[Figure collection entries]
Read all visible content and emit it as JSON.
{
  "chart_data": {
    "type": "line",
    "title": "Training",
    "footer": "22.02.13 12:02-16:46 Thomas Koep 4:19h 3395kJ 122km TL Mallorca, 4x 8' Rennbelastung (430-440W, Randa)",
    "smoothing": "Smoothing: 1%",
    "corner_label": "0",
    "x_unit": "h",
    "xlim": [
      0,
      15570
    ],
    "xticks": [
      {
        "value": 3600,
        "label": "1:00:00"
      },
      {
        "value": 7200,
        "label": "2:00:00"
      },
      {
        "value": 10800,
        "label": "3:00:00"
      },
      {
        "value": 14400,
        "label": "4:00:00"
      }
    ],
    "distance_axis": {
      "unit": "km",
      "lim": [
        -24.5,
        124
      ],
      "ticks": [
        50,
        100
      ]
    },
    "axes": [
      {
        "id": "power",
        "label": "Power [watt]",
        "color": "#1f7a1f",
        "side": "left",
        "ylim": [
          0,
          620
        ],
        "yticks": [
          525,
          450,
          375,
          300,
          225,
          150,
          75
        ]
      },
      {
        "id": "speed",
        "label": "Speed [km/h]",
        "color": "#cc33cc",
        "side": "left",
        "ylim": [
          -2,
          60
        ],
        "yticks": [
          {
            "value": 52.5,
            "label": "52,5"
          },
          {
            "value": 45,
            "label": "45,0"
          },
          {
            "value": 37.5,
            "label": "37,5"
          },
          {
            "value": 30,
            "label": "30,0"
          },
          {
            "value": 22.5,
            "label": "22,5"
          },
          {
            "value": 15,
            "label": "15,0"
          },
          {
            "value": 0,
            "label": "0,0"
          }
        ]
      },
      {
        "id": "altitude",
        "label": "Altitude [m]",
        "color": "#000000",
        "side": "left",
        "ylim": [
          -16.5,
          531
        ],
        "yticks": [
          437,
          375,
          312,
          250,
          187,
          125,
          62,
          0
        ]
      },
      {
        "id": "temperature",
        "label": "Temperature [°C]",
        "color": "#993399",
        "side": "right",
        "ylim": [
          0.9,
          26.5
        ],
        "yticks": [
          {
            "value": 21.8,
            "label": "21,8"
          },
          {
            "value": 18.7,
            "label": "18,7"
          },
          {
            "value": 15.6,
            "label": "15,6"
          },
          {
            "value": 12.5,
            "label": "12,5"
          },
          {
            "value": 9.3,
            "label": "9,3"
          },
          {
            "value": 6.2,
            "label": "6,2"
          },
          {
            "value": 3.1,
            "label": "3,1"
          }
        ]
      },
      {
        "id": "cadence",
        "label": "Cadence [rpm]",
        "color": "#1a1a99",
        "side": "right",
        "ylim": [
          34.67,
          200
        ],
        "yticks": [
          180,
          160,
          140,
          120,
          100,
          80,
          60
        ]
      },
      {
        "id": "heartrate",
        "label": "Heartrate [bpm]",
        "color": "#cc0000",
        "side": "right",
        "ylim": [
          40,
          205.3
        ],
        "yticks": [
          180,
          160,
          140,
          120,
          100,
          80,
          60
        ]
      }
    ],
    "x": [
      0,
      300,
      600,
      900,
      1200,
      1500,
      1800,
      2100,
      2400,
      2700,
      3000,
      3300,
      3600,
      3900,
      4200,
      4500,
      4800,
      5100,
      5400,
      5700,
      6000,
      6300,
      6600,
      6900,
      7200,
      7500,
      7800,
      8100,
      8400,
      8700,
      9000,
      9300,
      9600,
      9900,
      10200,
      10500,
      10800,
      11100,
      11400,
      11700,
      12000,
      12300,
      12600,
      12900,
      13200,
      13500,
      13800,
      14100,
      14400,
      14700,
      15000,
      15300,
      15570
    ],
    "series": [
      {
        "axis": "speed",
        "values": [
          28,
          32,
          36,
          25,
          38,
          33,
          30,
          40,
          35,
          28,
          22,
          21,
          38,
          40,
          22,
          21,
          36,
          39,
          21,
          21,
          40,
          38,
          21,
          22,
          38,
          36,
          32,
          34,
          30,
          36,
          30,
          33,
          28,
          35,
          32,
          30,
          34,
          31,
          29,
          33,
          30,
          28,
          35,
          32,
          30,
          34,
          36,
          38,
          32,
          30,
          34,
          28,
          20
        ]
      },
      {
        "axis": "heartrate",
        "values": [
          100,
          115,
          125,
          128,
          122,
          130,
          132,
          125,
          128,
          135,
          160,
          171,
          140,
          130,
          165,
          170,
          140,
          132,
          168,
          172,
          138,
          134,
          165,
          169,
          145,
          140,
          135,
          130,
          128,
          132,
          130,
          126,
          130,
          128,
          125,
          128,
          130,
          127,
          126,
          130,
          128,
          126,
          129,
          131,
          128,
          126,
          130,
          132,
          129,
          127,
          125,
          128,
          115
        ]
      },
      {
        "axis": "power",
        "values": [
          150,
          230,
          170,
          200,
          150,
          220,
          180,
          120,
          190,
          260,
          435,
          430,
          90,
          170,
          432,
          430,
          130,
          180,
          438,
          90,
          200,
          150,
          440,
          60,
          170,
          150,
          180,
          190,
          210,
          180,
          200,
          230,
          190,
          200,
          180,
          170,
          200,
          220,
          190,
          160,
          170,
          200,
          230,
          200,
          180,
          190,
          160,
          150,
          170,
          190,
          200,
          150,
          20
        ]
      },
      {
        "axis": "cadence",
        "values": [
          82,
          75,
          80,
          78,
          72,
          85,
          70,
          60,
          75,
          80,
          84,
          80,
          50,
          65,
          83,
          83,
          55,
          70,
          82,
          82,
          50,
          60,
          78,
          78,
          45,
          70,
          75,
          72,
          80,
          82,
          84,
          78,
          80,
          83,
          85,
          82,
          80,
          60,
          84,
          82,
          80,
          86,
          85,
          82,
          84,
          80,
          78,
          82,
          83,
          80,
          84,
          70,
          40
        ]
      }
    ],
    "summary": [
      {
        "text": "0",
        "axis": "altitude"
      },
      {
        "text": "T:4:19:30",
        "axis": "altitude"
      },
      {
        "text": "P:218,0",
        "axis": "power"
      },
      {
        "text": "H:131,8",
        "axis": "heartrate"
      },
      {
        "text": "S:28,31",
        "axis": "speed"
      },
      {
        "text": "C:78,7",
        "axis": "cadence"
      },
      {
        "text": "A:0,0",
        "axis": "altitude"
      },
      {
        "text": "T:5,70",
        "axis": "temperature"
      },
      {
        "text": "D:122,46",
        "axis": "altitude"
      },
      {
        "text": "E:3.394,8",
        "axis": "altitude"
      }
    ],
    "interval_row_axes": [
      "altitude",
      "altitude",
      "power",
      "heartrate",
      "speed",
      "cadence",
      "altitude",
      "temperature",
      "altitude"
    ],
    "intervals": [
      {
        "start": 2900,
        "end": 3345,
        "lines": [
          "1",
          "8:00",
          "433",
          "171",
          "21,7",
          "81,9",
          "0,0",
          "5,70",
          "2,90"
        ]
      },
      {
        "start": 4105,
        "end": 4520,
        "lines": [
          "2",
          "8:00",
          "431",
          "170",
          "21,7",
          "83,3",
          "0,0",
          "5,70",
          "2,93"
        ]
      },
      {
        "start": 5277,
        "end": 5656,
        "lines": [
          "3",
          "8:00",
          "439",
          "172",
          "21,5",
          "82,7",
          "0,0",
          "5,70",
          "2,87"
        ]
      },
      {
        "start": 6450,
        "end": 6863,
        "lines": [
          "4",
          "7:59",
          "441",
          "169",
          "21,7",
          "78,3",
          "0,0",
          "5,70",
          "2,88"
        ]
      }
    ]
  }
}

Task description:
Extract the entries above verbatim.

Task output:
Read all visible content and emit it as JSON.
{
  "chart_data": {
    "type": "line",
    "title": "Training",
    "footer": "22.02.13 12:02-16:46 Thomas Koep 4:19h 3395kJ 122km TL Mallorca, 4x 8' Rennbelastung (430-440W, Randa)",
    "smoothing": "Smoothing: 1%",
    "corner_label": "0",
    "x_unit": "h",
    "xlim": [
      0,
      15570
    ],
    "xticks": [
      {
        "value": 3600,
        "label": "1:00:00"
      },
      {
        "value": 7200,
        "label": "2:00:00"
      },
      {
        "value": 10800,
        "label": "3:00:00"
      },
      {
        "value": 14400,
        "label": "4:00:00"
      }
    ],
    "distance_axis": {
      "unit": "km",
      "lim": [
        -24.5,
        124
      ],
      "ticks": [
        50,
        100
      ]
    },
    "axes": [
      {
        "id": "power",
        "label": "Power [watt]",
        "color": "#1f7a1f",
        "side": "left",
        "ylim": [
          0,
          620
        ],
        "yticks": [
          525,
          450,
          375,
          300,
          225,
          150,
          75
        ]
      },
      {
        "id": "speed",
        "label": "Speed [km/h]",
        "color": "#cc33cc",
        "side": "left",
        "ylim": [
          -2,
          60
        ],
        "yticks": [
          {
            "value": 52.5,
            "label": "52,5"
          },
          {
            "value": 45,
            "label": "45,0"
          },
          {
            "value": 37.5,
            "label": "37,5"
          },
          {
            "value": 30,
            "label": "30,0"
          },
          {
            "value": 22.5,
            "label": "22,5"
          },
          {
            "value": 15,
            "label": "15,0"
          },
          {
            "value": 0,
            "label": "0,0"
          }
        ]
      },
      {
        "id": "altitude",
        "label": "Altitude [m]",
        "color": "#000000",
        "side": "left",
        "ylim": [
          -16.5,
          531
        ],
        "yticks": [
          437,
          375,
          312,
          250,
          187,
          125,
          62,
          0
        ]
      },
      {
        "id": "temperature",
        "label": "Temperature [°C]",
        "color": "#993399",
        "side": "right",
        "ylim": [
          0.9,
          26.5
        ],
        "yticks": [
          {
            "value": 21.8,
            "label": "21,8"
          },
          {
            "value": 18.7,
            "label": "18,7"
          },
          {
            "value": 15.6,
            "label": "15,6"
          },
          {
            "value": 12.5,
            "label": "12,5"
          },
          {
            "value": 9.3,
            "label": "9,3"
          },
          {
            "value": 6.2,
            "label": "6,2"
          },
          {
            "value": 3.1,
            "label": "3,1"
          }
        ]
      },
      {
        "id": "cadence",
        "label": "Cadence [rpm]",
        "color": "#1a1a99",
        "side": "right",
        "ylim": [
          34.67,
          200
        ],
        "yticks": [
          180,
          160,
          140,
          120,
          100,
          80,
          60
        ]
      },
      {
        "id": "heartrate",
        "label": "Heartrate [bpm]",
        "color": "#cc0000",
        "side": "right",
        "ylim": [
          40,
          205.3
        ],
        "yticks": [
          180,
          160,
          140,
          120,
          100,
          80,
          60
        ]
      }
    ],
    "x": [
      0,
      300,
      600,
      900,
      1200,
      1500,
      1800,
      2100,
      2400,
      2700,
      3000,
      3300,
      3600,
      3900,
      4200,
      4500,
      4800,
      5100,
      5400,
      5700,
      6000,
      6300,
      6600,
      6900,
      7200,
      7500,
      7800,
      8100,
      8400,
      8700,
      9000,
      9300,
      9600,
      9900,
      10200,
      10500,
      10800,
      11100,
      11400,
      11700,
      12000,
      12300,
      12600,
      12900,
      13200,
      13500,
      13800,
      14100,
      14400,
      14700,
      15000,
      15300,
      15570
    ],
    "series": [
      {
        "axis": "speed",
        "values": [
          28,
          32,
          36,
          25,
          38,
          33,
          30,
          40,
          35,
          28,
          22,
          21,
          38,
          40,
          22,
          21,
          36,
          39,
          21,
          21,
          40,
          38,
          21,
          22,
          38,
          36,
          32,
          34,
          30,
          36,
          30,
          33,
          28,
          35,
          32,
          30,
          34,
          31,
          29,
          33,
          30,
          28,
          35,
          32,
          30,
          34,
          36,
          38,
          32,
          30,
          34,
          28,
          20
        ]
      },
      {
        "axis": "heartrate",
        "values": [
          100,
          115,
          125,
          128,
          122,
          130,
          132,
          125,
          128,
          135,
          160,
          171,
          140,
          130,
          165,
          170,
          140,
          132,
          168,
          172,
          138,
          134,
          165,
          169,
          145,
          140,
          135,
          130,
          128,
          132,
          130,
          126,
          130,
          128,
          125,
          128,
          130,
          127,
          126,
          130,
          128,
          126,
          129,
          131,
          128,
          126,
          130,
          132,
          129,
          127,
          125,
          128,
          115
        ]
      },
      {
        "axis": "power",
        "values": [
          150,
          230,
          170,
          200,
          150,
          220,
          180,
          120,
          190,
          260,
          435,
          430,
          90,
          170,
          432,
          430,
          130,
          180,
          438,
          90,
          200,
          150,
          440,
          60,
          170,
          150,
          180,
          190,
          210,
          180,
          200,
          230,
          190,
          200,
          180,
          170,
          200,
          220,
          190,
          160,
          170,
          200,
          230,
          200,
          180,
          190,
          160,
          150,
          170,
          190,
          200,
          150,
          20
        ]
      },
      {
        "axis": "cadence",
        "values": [
          82,
          75,
          80,
          78,
          72,
          85,
          70,
          60,
          75,
          80,
          84,
          80,
          50,
          65,
          83,
          83,
          55,
          70,
          82,
          82,
          50,
          60,
          78,
          78,
          45,
          70,
          75,
          72,
          80,
          82,
          84,
          78,
          80,
          83,
          85,
          82,
          80,
          60,
          84,
          82,
          80,
          86,
          85,
          82,
          84,
          80,
          78,
          82,
          83,
          80,
          84,
          70,
          40
        ]
      }
    ],
    "summary": [
      {
        "text": "0",
        "axis": "altitude"
      },
      {
        "text": "T:4:19:30",
        "axis": "altitude"
      },
      {
        "text": "P:218,0",
        "axis": "power"
      },
      {
        "text": "H:131,8",
        "axis": "heartrate"
      },
      {
        "text": "S:28,31",
        "axis": "speed"
      },
      {
        "text": "C:78,7",
        "axis": "cadence"
      },
      {
        "text": "A:0,0",
        "axis": "altitude"
      },
      {
        "text": "T:5,70",
        "axis": "temperature"
      },
      {
        "text": "D:122,46",
        "axis": "altitude"
      },
      {
        "text": "E:3.394,8",
        "axis": "altitude"
      }
    ],
    "interval_row_axes": [
      "altitude",
      "altitude",
      "power",
      "heartrate",
      "speed",
      "cadence",
      "altitude",
      "temperature",
      "altitude"
    ],
    "intervals": [
      {
        "start": 2900,
        "end": 3345,
        "lines": [
          "1",
          "8:00",
          "433",
          "171",
          "21,7",
          "81,9",
          "0,0",
          "5,70",
          "2,90"
        ]
      },
      {
        "start": 4105,
        "end": 4520,
        "lines": [
          "2",
          "8:00",
          "431",
          "170",
          "21,7",
          "83,3",
          "0,0",
          "5,70",
          "2,93"
        ]
      },
      {
        "start": 5277,
        "end": 5656,
        "lines": [
          "3",
          "8:00",
          "439",
          "172",
          "21,5",
          "82,7",
          "0,0",
          "5,70",
          "2,87"
        ]
      },
      {
        "start": 6450,
        "end": 6863,
        "lines": [
          "4",
          "7:59",
          "441",
          "169",
          "21,7",
          "78,3",
          "0,0",
          "5,70",
          "2,88"
        ]
      }
    ]
  }
}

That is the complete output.